:: PROBLEM DETAILS ::
What is the number of lines containing the word "marker"? Please answer with that number and nothing more.

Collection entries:
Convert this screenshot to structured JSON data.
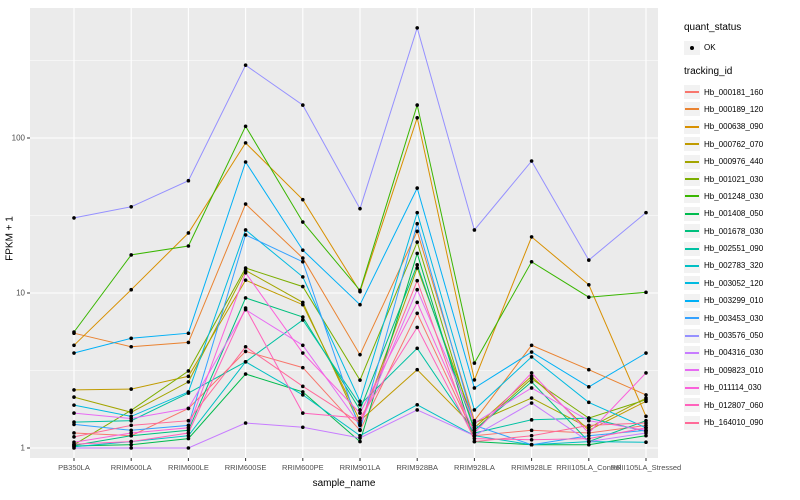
{
  "figure": {
    "bg": "#FFFFFF",
    "panel_bg": "#EBEBEB",
    "grid_major_color": "#FFFFFF",
    "grid_minor_color": "#FFFFFF",
    "point_color": "#000000",
    "axis_text_color": "#4D4D4D",
    "tick_color": "#333333"
  },
  "legend": {
    "quant_title": "quant_status",
    "quant_items": [
      {
        "label": "OK",
        "marker": "point"
      }
    ],
    "tracking_title": "tracking_id"
  },
  "chart_data": {
    "type": "line",
    "title": "",
    "xlabel": "sample_name",
    "ylabel": "FPKM + 1",
    "y_scale": "log10",
    "y_ticks": [
      1,
      10,
      100
    ],
    "y_minor_ticks": [
      3.162,
      31.62,
      316.2
    ],
    "ylim": [
      1,
      700
    ],
    "grid": true,
    "legend_position": "right",
    "marker": "black-point-all-vertices",
    "categories": [
      "PB350LA",
      "RRIM600LA",
      "RRIM600LE",
      "RRIM600SE",
      "RRIM600PE",
      "RRIM901LA",
      "RRIM928BA",
      "RRIM928LA",
      "RRIM928LE",
      "RRII105LA_Control",
      "RRII105LA_Stressed"
    ],
    "series": [
      {
        "name": "Hb_000181_160",
        "color": "#F8766D",
        "values": [
          1.25,
          1.2,
          1.8,
          4.2,
          3.3,
          1.3,
          7.4,
          1.2,
          1.3,
          1.25,
          1.4
        ]
      },
      {
        "name": "Hb_000189_120",
        "color": "#EA8331",
        "values": [
          5.5,
          4.5,
          4.8,
          37.5,
          16.8,
          4.0,
          25,
          1.5,
          4.6,
          3.2,
          2.2
        ]
      },
      {
        "name": "Hb_000638_090",
        "color": "#D89000",
        "values": [
          4.6,
          10.5,
          24.4,
          93,
          40,
          10.2,
          135,
          2.75,
          23,
          11.3,
          1.6
        ]
      },
      {
        "name": "Hb_000762_070",
        "color": "#C09B00",
        "values": [
          2.37,
          2.4,
          2.9,
          12.1,
          8.4,
          1.5,
          3.2,
          1.35,
          2.9,
          1.3,
          2.0
        ]
      },
      {
        "name": "Hb_000976_440",
        "color": "#A3A500",
        "values": [
          2.13,
          1.7,
          2.67,
          14,
          8.7,
          1.4,
          14.5,
          1.45,
          2.1,
          1.35,
          2.1
        ]
      },
      {
        "name": "Hb_001021_030",
        "color": "#7CAE00",
        "values": [
          1.05,
          1.75,
          3.14,
          14.5,
          11,
          2.74,
          21.3,
          1.3,
          2.8,
          1.56,
          2.05
        ]
      },
      {
        "name": "Hb_001248_030",
        "color": "#39B600",
        "values": [
          5.6,
          17.6,
          20.1,
          119,
          28.7,
          10.4,
          163,
          3.53,
          15.9,
          9.4,
          10.1
        ]
      },
      {
        "name": "Hb_001408_050",
        "color": "#00BB4E",
        "values": [
          1.03,
          1.05,
          1.15,
          3.0,
          2.3,
          1.1,
          18,
          1.1,
          1.05,
          1.05,
          1.2
        ]
      },
      {
        "name": "Hb_001678_030",
        "color": "#00BF7D",
        "values": [
          1.04,
          1.2,
          1.3,
          9.3,
          7.0,
          1.76,
          15.2,
          1.3,
          2.67,
          1.1,
          1.5
        ]
      },
      {
        "name": "Hb_002551_090",
        "color": "#00C1A3",
        "values": [
          1.47,
          1.5,
          2.26,
          3.6,
          6.7,
          1.9,
          4.4,
          1.25,
          1.52,
          1.56,
          1.28
        ]
      },
      {
        "name": "Hb_002783_320",
        "color": "#00BFC4",
        "values": [
          1.02,
          1.1,
          1.2,
          3.6,
          2.2,
          1.2,
          1.9,
          1.2,
          1.05,
          1.1,
          1.09
        ]
      },
      {
        "name": "Hb_003052_120",
        "color": "#00BAE0",
        "values": [
          1.89,
          1.6,
          2.3,
          25.5,
          12.7,
          2.0,
          33,
          1.76,
          3.87,
          1.97,
          1.35
        ]
      },
      {
        "name": "Hb_003299_010",
        "color": "#00B0F6",
        "values": [
          4.1,
          5.1,
          5.5,
          70,
          18.9,
          8.4,
          47.5,
          2.44,
          4.16,
          2.48,
          4.1
        ]
      },
      {
        "name": "Hb_003453_030",
        "color": "#35A2FF",
        "values": [
          1.42,
          1.3,
          1.4,
          23.7,
          15.9,
          1.31,
          28,
          1.4,
          1.05,
          1.2,
          1.3
        ]
      },
      {
        "name": "Hb_003576_050",
        "color": "#9590FF",
        "values": [
          30.5,
          36,
          53,
          295,
          163,
          35,
          513,
          25.5,
          71,
          16.3,
          33
        ]
      },
      {
        "name": "Hb_004316_030",
        "color": "#C77CFF",
        "values": [
          1.0,
          1.0,
          1.0,
          1.45,
          1.36,
          1.16,
          1.76,
          1.2,
          1.95,
          1.1,
          1.25
        ]
      },
      {
        "name": "Hb_009823_010",
        "color": "#E76BF3",
        "values": [
          1.68,
          1.55,
          1.8,
          7.8,
          4.6,
          1.41,
          10.5,
          1.45,
          2.44,
          1.5,
          1.3
        ]
      },
      {
        "name": "Hb_011114_030",
        "color": "#FA62DB",
        "values": [
          1.09,
          1.25,
          1.35,
          13.5,
          4.1,
          1.68,
          8.7,
          1.25,
          3.05,
          1.25,
          3.05
        ]
      },
      {
        "name": "Hb_012807_060",
        "color": "#FF62BC",
        "values": [
          1.06,
          1.1,
          1.25,
          8.0,
          1.68,
          1.56,
          6.0,
          1.15,
          1.13,
          1.15,
          1.35
        ]
      },
      {
        "name": "Hb_164010_090",
        "color": "#FF6A98",
        "values": [
          1.18,
          1.4,
          1.5,
          4.5,
          2.5,
          1.45,
          12,
          1.1,
          1.2,
          1.4,
          1.45
        ]
      }
    ]
  }
}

:: ANSWER ::
2